=== What is expected ===
Restate the whole listing exactly.
++++ Data for this task ++++
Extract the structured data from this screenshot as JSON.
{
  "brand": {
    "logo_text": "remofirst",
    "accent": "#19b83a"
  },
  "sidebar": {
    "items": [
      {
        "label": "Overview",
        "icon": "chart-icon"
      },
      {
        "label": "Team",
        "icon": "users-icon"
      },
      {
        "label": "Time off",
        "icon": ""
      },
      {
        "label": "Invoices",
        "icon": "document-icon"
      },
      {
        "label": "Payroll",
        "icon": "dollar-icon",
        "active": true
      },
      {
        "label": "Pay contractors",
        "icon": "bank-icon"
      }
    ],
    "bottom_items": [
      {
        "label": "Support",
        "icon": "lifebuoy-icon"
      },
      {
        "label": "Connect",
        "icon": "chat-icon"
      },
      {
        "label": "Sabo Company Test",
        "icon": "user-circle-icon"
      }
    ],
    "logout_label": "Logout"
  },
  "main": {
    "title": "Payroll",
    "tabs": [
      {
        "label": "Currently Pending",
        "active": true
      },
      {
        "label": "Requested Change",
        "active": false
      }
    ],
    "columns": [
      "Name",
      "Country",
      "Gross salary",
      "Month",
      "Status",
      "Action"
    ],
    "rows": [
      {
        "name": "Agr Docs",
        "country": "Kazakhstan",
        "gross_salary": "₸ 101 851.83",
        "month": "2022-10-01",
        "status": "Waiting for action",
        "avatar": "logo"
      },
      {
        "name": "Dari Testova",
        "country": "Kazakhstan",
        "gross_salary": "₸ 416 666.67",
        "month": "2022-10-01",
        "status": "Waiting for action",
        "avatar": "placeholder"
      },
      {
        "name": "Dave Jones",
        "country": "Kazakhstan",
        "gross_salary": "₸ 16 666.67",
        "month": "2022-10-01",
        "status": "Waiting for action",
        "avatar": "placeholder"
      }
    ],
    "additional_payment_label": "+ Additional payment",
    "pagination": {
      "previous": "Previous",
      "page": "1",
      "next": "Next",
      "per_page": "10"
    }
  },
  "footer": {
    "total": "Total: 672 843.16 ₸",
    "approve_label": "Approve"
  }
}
++++
=== Full answer ===
Extract the structured data from this screenshot as JSON.
{
  "brand": {
    "logo_text": "remofirst",
    "accent": "#19b83a"
  },
  "sidebar": {
    "items": [
      {
        "label": "Overview",
        "icon": "chart-icon"
      },
      {
        "label": "Team",
        "icon": "users-icon"
      },
      {
        "label": "Time off",
        "icon": ""
      },
      {
        "label": "Invoices",
        "icon": "document-icon"
      },
      {
        "label": "Payroll",
        "icon": "dollar-icon",
        "active": true
      },
      {
        "label": "Pay contractors",
        "icon": "bank-icon"
      }
    ],
    "bottom_items": [
      {
        "label": "Support",
        "icon": "lifebuoy-icon"
      },
      {
        "label": "Connect",
        "icon": "chat-icon"
      },
      {
        "label": "Sabo Company Test",
        "icon": "user-circle-icon"
      }
    ],
    "logout_label": "Logout"
  },
  "main": {
    "title": "Payroll",
    "tabs": [
      {
        "label": "Currently Pending",
        "active": true
      },
      {
        "label": "Requested Change",
        "active": false
      }
    ],
    "columns": [
      "Name",
      "Country",
      "Gross salary",
      "Month",
      "Status",
      "Action"
    ],
    "rows": [
      {
        "name": "Agr Docs",
        "country": "Kazakhstan",
        "gross_salary": "₸ 101 851.83",
        "month": "2022-10-01",
        "status": "Waiting for action",
        "avatar": "logo"
      },
      {
        "name": "Dari Testova",
        "country": "Kazakhstan",
        "gross_salary": "₸ 416 666.67",
        "month": "2022-10-01",
        "status": "Waiting for action",
        "avatar": "placeholder"
      },
      {
        "name": "Dave Jones",
        "country": "Kazakhstan",
        "gross_salary": "₸ 16 666.67",
        "month": "2022-10-01",
        "status": "Waiting for action",
        "avatar": "placeholder"
      }
    ],
    "additional_payment_label": "+ Additional payment",
    "pagination": {
      "previous": "Previous",
      "page": "1",
      "next": "Next",
      "per_page": "10"
    }
  },
  "footer": {
    "total": "Total: 672 843.16 ₸",
    "approve_label": "Approve"
  }
}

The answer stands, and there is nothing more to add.